- [EXERCISE INSTRUCTIONS]: The entries below are to be transcribed in full, without their images.

- [GIVEN RECORDS]:
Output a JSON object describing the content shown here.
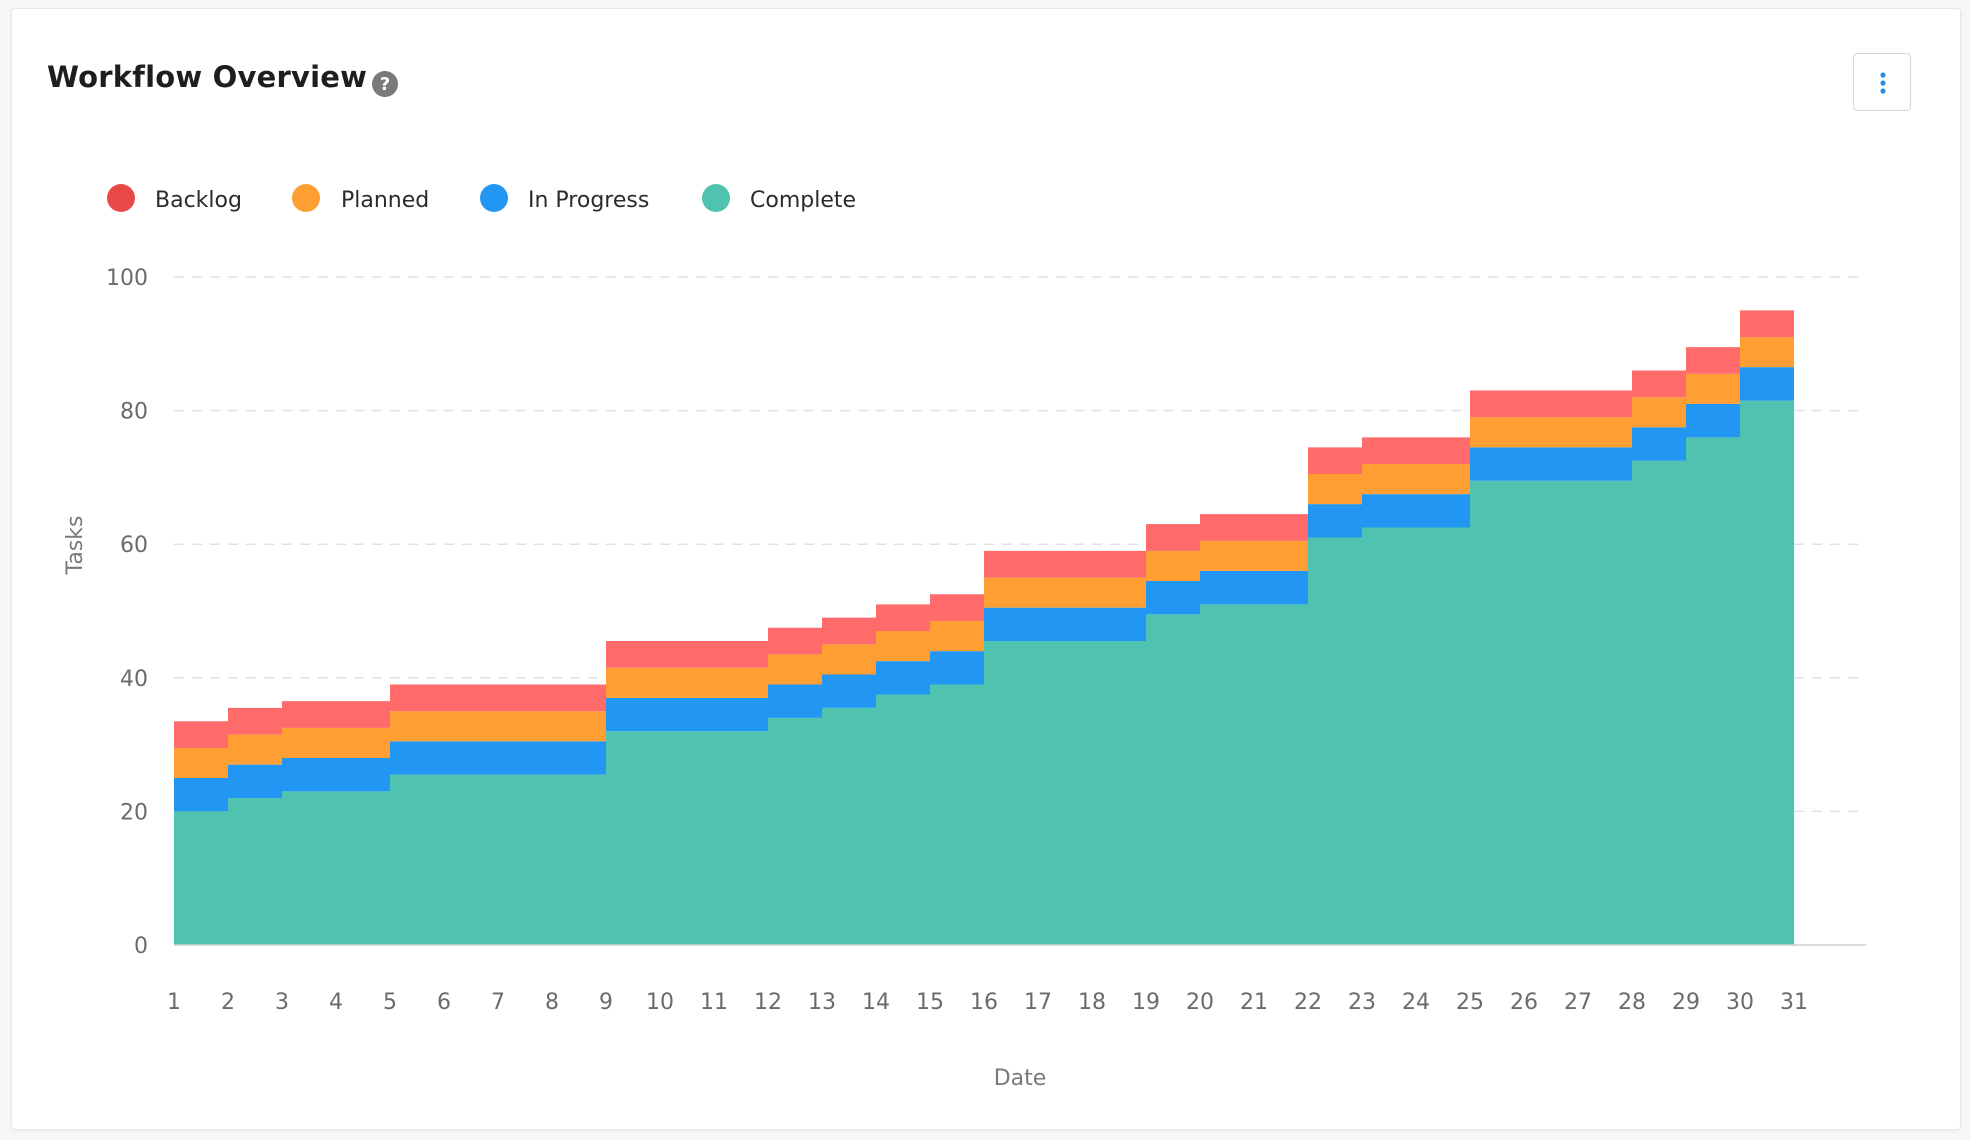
{
  "header": {
    "title": "Workflow Overview",
    "help_icon": "question-circle-icon",
    "menu_icon": "vertical-ellipsis-icon"
  },
  "colors": {
    "backlog": "#FF6B6B",
    "planned": "#FF9F33",
    "in_progress": "#2196F3",
    "complete": "#4FC3B0",
    "backlog_legend": "#E84848"
  },
  "legend": [
    {
      "label": "Backlog",
      "color": "#E84848"
    },
    {
      "label": "Planned",
      "color": "#FF9F33"
    },
    {
      "label": "In Progress",
      "color": "#2196F3"
    },
    {
      "label": "Complete",
      "color": "#4FC3B0"
    }
  ],
  "chart_data": {
    "type": "area",
    "stacked": true,
    "step": true,
    "xlabel": "Date",
    "ylabel": "Tasks",
    "xlim": [
      1,
      32
    ],
    "ylim": [
      0,
      100
    ],
    "yticks": [
      0,
      20,
      40,
      60,
      80,
      100
    ],
    "xticks": [
      "1",
      "2",
      "3",
      "4",
      "5",
      "6",
      "7",
      "8",
      "9",
      "10",
      "11",
      "12",
      "13",
      "14",
      "15",
      "16",
      "17",
      "18",
      "19",
      "20",
      "21",
      "22",
      "23",
      "24",
      "25",
      "26",
      "27",
      "28",
      "29",
      "30",
      "31"
    ],
    "grid": "horizontal-dashed",
    "legend_position": "top-left",
    "x": [
      1,
      2,
      3,
      4,
      5,
      6,
      7,
      8,
      9,
      10,
      11,
      12,
      13,
      14,
      15,
      16,
      17,
      18,
      19,
      20,
      21,
      22,
      23,
      24,
      25,
      26,
      27,
      28,
      29,
      30,
      31
    ],
    "series": [
      {
        "name": "Complete",
        "values": [
          20,
          22,
          23,
          23,
          25.5,
          25.5,
          25.5,
          25.5,
          32,
          32,
          32,
          34,
          35.5,
          37.5,
          39,
          45.5,
          45.5,
          45.5,
          49.5,
          51,
          51,
          61,
          62.5,
          62.5,
          69.5,
          69.5,
          69.5,
          72.5,
          76,
          81.5,
          81.5
        ]
      },
      {
        "name": "In Progress",
        "values": [
          5,
          5,
          5,
          5,
          5,
          5,
          5,
          5,
          5,
          5,
          5,
          5,
          5,
          5,
          5,
          5,
          5,
          5,
          5,
          5,
          5,
          5,
          5,
          5,
          5,
          5,
          5,
          5,
          5,
          5,
          5
        ]
      },
      {
        "name": "Planned",
        "values": [
          4.5,
          4.5,
          4.5,
          4.5,
          4.5,
          4.5,
          4.5,
          4.5,
          4.5,
          4.5,
          4.5,
          4.5,
          4.5,
          4.5,
          4.5,
          4.5,
          4.5,
          4.5,
          4.5,
          4.5,
          4.5,
          4.5,
          4.5,
          4.5,
          4.5,
          4.5,
          4.5,
          4.5,
          4.5,
          4.5,
          4.5
        ]
      },
      {
        "name": "Backlog",
        "values": [
          4,
          4,
          4,
          4,
          4,
          4,
          4,
          4,
          4,
          4,
          4,
          4,
          4,
          4,
          4,
          4,
          4,
          4,
          4,
          4,
          4,
          4,
          4,
          4,
          4,
          4,
          4,
          4,
          4,
          4,
          4
        ]
      }
    ]
  }
}
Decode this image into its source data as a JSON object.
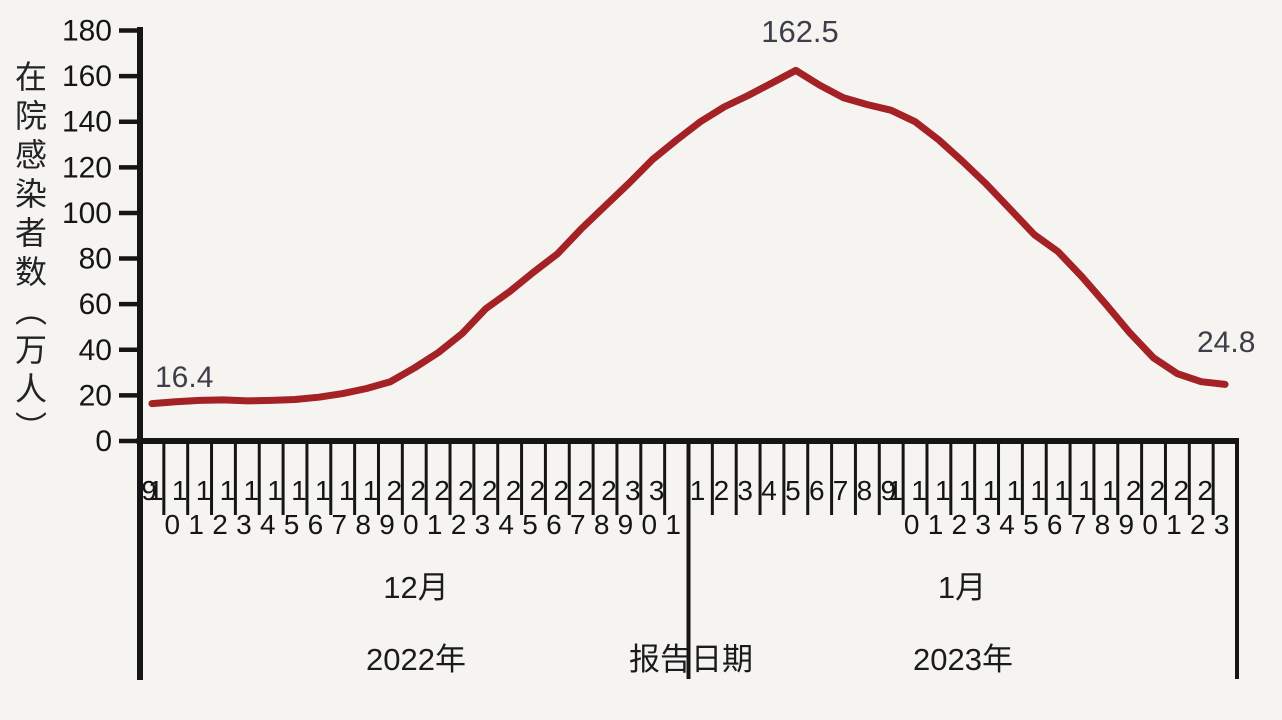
{
  "chart_data": {
    "type": "line",
    "title": "",
    "ylabel": "在院感染者数（万人）",
    "xlabel": "报告日期",
    "ylim": [
      0,
      180
    ],
    "y_ticks": [
      0,
      20,
      40,
      60,
      80,
      100,
      120,
      140,
      160,
      180
    ],
    "grid": false,
    "legend": false,
    "categories": [
      "9",
      "10",
      "11",
      "12",
      "13",
      "14",
      "15",
      "16",
      "17",
      "18",
      "19",
      "20",
      "21",
      "22",
      "23",
      "24",
      "25",
      "26",
      "27",
      "28",
      "29",
      "30",
      "31",
      "1",
      "2",
      "3",
      "4",
      "5",
      "6",
      "7",
      "8",
      "9",
      "10",
      "11",
      "12",
      "13",
      "14",
      "15",
      "16",
      "17",
      "18",
      "19",
      "20",
      "21",
      "22",
      "23"
    ],
    "month_split_index": 23,
    "series": [
      {
        "name": "在院感染者数",
        "color": "#a42125",
        "values": [
          16.4,
          17.2,
          17.8,
          18.0,
          17.6,
          17.8,
          18.2,
          19.2,
          20.8,
          23.0,
          26.0,
          32.0,
          38.7,
          47.0,
          58.0,
          65.5,
          74.0,
          82.0,
          93.0,
          103.0,
          113.0,
          123.5,
          132.0,
          140.0,
          146.5,
          151.5,
          157.0,
          162.5,
          156.0,
          150.5,
          147.5,
          145.0,
          140.0,
          132.0,
          122.5,
          112.5,
          101.5,
          90.5,
          83.0,
          72.0,
          60.0,
          47.5,
          36.5,
          29.5,
          26.0,
          24.8
        ]
      }
    ]
  },
  "annotations": [
    {
      "label": "16.4",
      "point": "start"
    },
    {
      "label": "162.5",
      "point": "peak"
    },
    {
      "label": "24.8",
      "point": "end"
    }
  ],
  "x_axis": {
    "left_month": "12月",
    "left_year": "2022年",
    "divider_label": "报告日期",
    "right_month": "1月",
    "right_year": "2023年"
  },
  "colors": {
    "line": "#a42125",
    "axis": "#151515",
    "text": "#151515",
    "annotation": "#3e3d49",
    "background": "#f5f4f1"
  }
}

- [THE SOLUTION]:
Output a JSON object describing the content shown here.
{
  "header": {
    "title": "Workflow Overview",
    "help_icon": "question-circle-icon",
    "menu_icon": "vertical-ellipsis-icon"
  },
  "colors": {
    "backlog": "#FF6B6B",
    "planned": "#FF9F33",
    "in_progress": "#2196F3",
    "complete": "#4FC3B0",
    "backlog_legend": "#E84848"
  },
  "legend": [
    {
      "label": "Backlog",
      "color": "#E84848"
    },
    {
      "label": "Planned",
      "color": "#FF9F33"
    },
    {
      "label": "In Progress",
      "color": "#2196F3"
    },
    {
      "label": "Complete",
      "color": "#4FC3B0"
    }
  ],
  "chart_data": {
    "type": "area",
    "stacked": true,
    "step": true,
    "xlabel": "Date",
    "ylabel": "Tasks",
    "xlim": [
      1,
      32
    ],
    "ylim": [
      0,
      100
    ],
    "yticks": [
      0,
      20,
      40,
      60,
      80,
      100
    ],
    "xticks": [
      "1",
      "2",
      "3",
      "4",
      "5",
      "6",
      "7",
      "8",
      "9",
      "10",
      "11",
      "12",
      "13",
      "14",
      "15",
      "16",
      "17",
      "18",
      "19",
      "20",
      "21",
      "22",
      "23",
      "24",
      "25",
      "26",
      "27",
      "28",
      "29",
      "30",
      "31"
    ],
    "grid": "horizontal-dashed",
    "legend_position": "top-left",
    "x": [
      1,
      2,
      3,
      4,
      5,
      6,
      7,
      8,
      9,
      10,
      11,
      12,
      13,
      14,
      15,
      16,
      17,
      18,
      19,
      20,
      21,
      22,
      23,
      24,
      25,
      26,
      27,
      28,
      29,
      30,
      31
    ],
    "series": [
      {
        "name": "Complete",
        "values": [
          20,
          22,
          23,
          23,
          25.5,
          25.5,
          25.5,
          25.5,
          32,
          32,
          32,
          34,
          35.5,
          37.5,
          39,
          45.5,
          45.5,
          45.5,
          49.5,
          51,
          51,
          61,
          62.5,
          62.5,
          69.5,
          69.5,
          69.5,
          72.5,
          76,
          81.5,
          81.5
        ]
      },
      {
        "name": "In Progress",
        "values": [
          5,
          5,
          5,
          5,
          5,
          5,
          5,
          5,
          5,
          5,
          5,
          5,
          5,
          5,
          5,
          5,
          5,
          5,
          5,
          5,
          5,
          5,
          5,
          5,
          5,
          5,
          5,
          5,
          5,
          5,
          5
        ]
      },
      {
        "name": "Planned",
        "values": [
          4.5,
          4.5,
          4.5,
          4.5,
          4.5,
          4.5,
          4.5,
          4.5,
          4.5,
          4.5,
          4.5,
          4.5,
          4.5,
          4.5,
          4.5,
          4.5,
          4.5,
          4.5,
          4.5,
          4.5,
          4.5,
          4.5,
          4.5,
          4.5,
          4.5,
          4.5,
          4.5,
          4.5,
          4.5,
          4.5,
          4.5
        ]
      },
      {
        "name": "Backlog",
        "values": [
          4,
          4,
          4,
          4,
          4,
          4,
          4,
          4,
          4,
          4,
          4,
          4,
          4,
          4,
          4,
          4,
          4,
          4,
          4,
          4,
          4,
          4,
          4,
          4,
          4,
          4,
          4,
          4,
          4,
          4,
          4
        ]
      }
    ]
  }
}
Decode this image into its source data as a JSON object.
{
  "chart_data": {
    "type": "line",
    "title": "",
    "ylabel": "在院感染者数（万人）",
    "xlabel": "报告日期",
    "ylim": [
      0,
      180
    ],
    "y_ticks": [
      0,
      20,
      40,
      60,
      80,
      100,
      120,
      140,
      160,
      180
    ],
    "grid": false,
    "legend": false,
    "categories": [
      "9",
      "10",
      "11",
      "12",
      "13",
      "14",
      "15",
      "16",
      "17",
      "18",
      "19",
      "20",
      "21",
      "22",
      "23",
      "24",
      "25",
      "26",
      "27",
      "28",
      "29",
      "30",
      "31",
      "1",
      "2",
      "3",
      "4",
      "5",
      "6",
      "7",
      "8",
      "9",
      "10",
      "11",
      "12",
      "13",
      "14",
      "15",
      "16",
      "17",
      "18",
      "19",
      "20",
      "21",
      "22",
      "23"
    ],
    "month_split_index": 23,
    "series": [
      {
        "name": "在院感染者数",
        "color": "#a42125",
        "values": [
          16.4,
          17.2,
          17.8,
          18.0,
          17.6,
          17.8,
          18.2,
          19.2,
          20.8,
          23.0,
          26.0,
          32.0,
          38.7,
          47.0,
          58.0,
          65.5,
          74.0,
          82.0,
          93.0,
          103.0,
          113.0,
          123.5,
          132.0,
          140.0,
          146.5,
          151.5,
          157.0,
          162.5,
          156.0,
          150.5,
          147.5,
          145.0,
          140.0,
          132.0,
          122.5,
          112.5,
          101.5,
          90.5,
          83.0,
          72.0,
          60.0,
          47.5,
          36.5,
          29.5,
          26.0,
          24.8
        ]
      }
    ]
  },
  "annotations": [
    {
      "label": "16.4",
      "point": "start"
    },
    {
      "label": "162.5",
      "point": "peak"
    },
    {
      "label": "24.8",
      "point": "end"
    }
  ],
  "x_axis": {
    "left_month": "12月",
    "left_year": "2022年",
    "divider_label": "报告日期",
    "right_month": "1月",
    "right_year": "2023年"
  },
  "colors": {
    "line": "#a42125",
    "axis": "#151515",
    "text": "#151515",
    "annotation": "#3e3d49",
    "background": "#f5f4f1"
  }
}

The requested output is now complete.